Below is a set of records; restate each one word for word.
((
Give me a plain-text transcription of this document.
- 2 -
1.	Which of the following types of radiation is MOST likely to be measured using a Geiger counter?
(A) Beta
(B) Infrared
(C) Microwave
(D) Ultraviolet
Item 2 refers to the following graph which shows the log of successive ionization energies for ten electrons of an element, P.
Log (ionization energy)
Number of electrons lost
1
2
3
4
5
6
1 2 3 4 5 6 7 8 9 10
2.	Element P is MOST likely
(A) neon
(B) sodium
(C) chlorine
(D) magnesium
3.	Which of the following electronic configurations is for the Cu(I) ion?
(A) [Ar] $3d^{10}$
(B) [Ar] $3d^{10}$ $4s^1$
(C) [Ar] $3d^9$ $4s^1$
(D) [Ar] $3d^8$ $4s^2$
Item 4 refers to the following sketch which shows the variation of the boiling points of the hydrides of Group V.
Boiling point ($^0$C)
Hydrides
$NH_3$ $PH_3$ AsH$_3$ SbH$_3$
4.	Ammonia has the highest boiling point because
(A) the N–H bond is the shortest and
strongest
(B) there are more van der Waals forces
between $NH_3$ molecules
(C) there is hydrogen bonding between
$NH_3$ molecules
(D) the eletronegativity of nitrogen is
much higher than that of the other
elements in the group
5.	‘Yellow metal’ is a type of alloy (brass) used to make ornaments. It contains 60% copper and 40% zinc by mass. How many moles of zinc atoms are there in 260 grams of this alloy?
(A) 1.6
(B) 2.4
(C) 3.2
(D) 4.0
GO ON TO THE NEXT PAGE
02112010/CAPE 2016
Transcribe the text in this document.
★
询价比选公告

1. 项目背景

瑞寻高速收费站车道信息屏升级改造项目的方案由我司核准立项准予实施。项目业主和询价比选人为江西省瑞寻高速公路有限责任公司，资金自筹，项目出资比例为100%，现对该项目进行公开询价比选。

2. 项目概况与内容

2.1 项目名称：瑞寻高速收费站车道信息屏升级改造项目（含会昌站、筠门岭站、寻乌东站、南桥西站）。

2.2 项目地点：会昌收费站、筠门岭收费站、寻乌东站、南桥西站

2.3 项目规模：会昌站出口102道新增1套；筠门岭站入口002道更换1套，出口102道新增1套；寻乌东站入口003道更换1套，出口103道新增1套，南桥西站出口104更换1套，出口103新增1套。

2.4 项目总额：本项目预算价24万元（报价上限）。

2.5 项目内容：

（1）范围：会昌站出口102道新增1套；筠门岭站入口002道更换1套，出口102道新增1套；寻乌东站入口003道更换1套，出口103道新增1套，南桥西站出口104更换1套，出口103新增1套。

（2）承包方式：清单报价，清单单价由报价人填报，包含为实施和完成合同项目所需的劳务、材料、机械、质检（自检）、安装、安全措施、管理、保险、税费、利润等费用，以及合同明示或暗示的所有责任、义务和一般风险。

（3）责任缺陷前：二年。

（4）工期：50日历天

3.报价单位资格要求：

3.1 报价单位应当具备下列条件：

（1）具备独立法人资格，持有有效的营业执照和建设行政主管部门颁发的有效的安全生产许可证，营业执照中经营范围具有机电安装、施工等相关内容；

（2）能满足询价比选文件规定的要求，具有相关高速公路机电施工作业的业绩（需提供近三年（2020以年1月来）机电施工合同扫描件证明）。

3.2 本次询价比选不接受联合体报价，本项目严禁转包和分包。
))
# OUTPUT OF THE EXERCISE
Give me a plain-text transcription of this document.
- 2 -
1.	Which of the following types of radiation is MOST likely to be measured using a Geiger counter?
(A) Beta
(B) Infrared
(C) Microwave
(D) Ultraviolet
Item 2 refers to the following graph which shows the log of successive ionization energies for ten electrons of an element, P.
Log (ionization energy)
Number of electrons lost
1
2
3
4
5
6
1 2 3 4 5 6 7 8 9 10
2.	Element P is MOST likely
(A) neon
(B) sodium
(C) chlorine
(D) magnesium
3.	Which of the following electronic configurations is for the Cu(I) ion?
(A) [Ar] $3d^{10}$
(B) [Ar] $3d^{10}$ $4s^1$
(C) [Ar] $3d^9$ $4s^1$
(D) [Ar] $3d^8$ $4s^2$
Item 4 refers to the following sketch which shows the variation of the boiling points of the hydrides of Group V.
Boiling point ($^0$C)
Hydrides
$NH_3$ $PH_3$ AsH$_3$ SbH$_3$
4.	Ammonia has the highest boiling point because
(A) the N–H bond is the shortest and
strongest
(B) there are more van der Waals forces
between $NH_3$ molecules
(C) there is hydrogen bonding between
$NH_3$ molecules
(D) the eletronegativity of nitrogen is
much higher than that of the other
elements in the group
5.	‘Yellow metal’ is a type of alloy (brass) used to make ornaments. It contains 60% copper and 40% zinc by mass. How many moles of zinc atoms are there in 260 grams of this alloy?
(A) 1.6
(B) 2.4
(C) 3.2
(D) 4.0
GO ON TO THE NEXT PAGE
02112010/CAPE 2016
Transcribe the text in this document.
★
询价比选公告

1. 项目背景

瑞寻高速收费站车道信息屏升级改造项目的方案由我司核准立项准予实施。项目业主和询价比选人为江西省瑞寻高速公路有限责任公司，资金自筹，项目出资比例为100%，现对该项目进行公开询价比选。

2. 项目概况与内容

2.1 项目名称：瑞寻高速收费站车道信息屏升级改造项目（含会昌站、筠门岭站、寻乌东站、南桥西站）。

2.2 项目地点：会昌收费站、筠门岭收费站、寻乌东站、南桥西站

2.3 项目规模：会昌站出口102道新增1套；筠门岭站入口002道更换1套，出口102道新增1套；寻乌东站入口003道更换1套，出口103道新增1套，南桥西站出口104更换1套，出口103新增1套。

2.4 项目总额：本项目预算价24万元（报价上限）。

2.5 项目内容：

（1）范围：会昌站出口102道新增1套；筠门岭站入口002道更换1套，出口102道新增1套；寻乌东站入口003道更换1套，出口103道新增1套，南桥西站出口104更换1套，出口103新增1套。

（2）承包方式：清单报价，清单单价由报价人填报，包含为实施和完成合同项目所需的劳务、材料、机械、质检（自检）、安装、安全措施、管理、保险、税费、利润等费用，以及合同明示或暗示的所有责任、义务和一般风险。

（3）责任缺陷前：二年。

（4）工期：50日历天

3.报价单位资格要求：

3.1 报价单位应当具备下列条件：

（1）具备独立法人资格，持有有效的营业执照和建设行政主管部门颁发的有效的安全生产许可证，营业执照中经营范围具有机电安装、施工等相关内容；

（2）能满足询价比选文件规定的要求，具有相关高速公路机电施工作业的业绩（需提供近三年（2020以年1月来）机电施工合同扫描件证明）。

3.2 本次询价比选不接受联合体报价，本项目严禁转包和分包。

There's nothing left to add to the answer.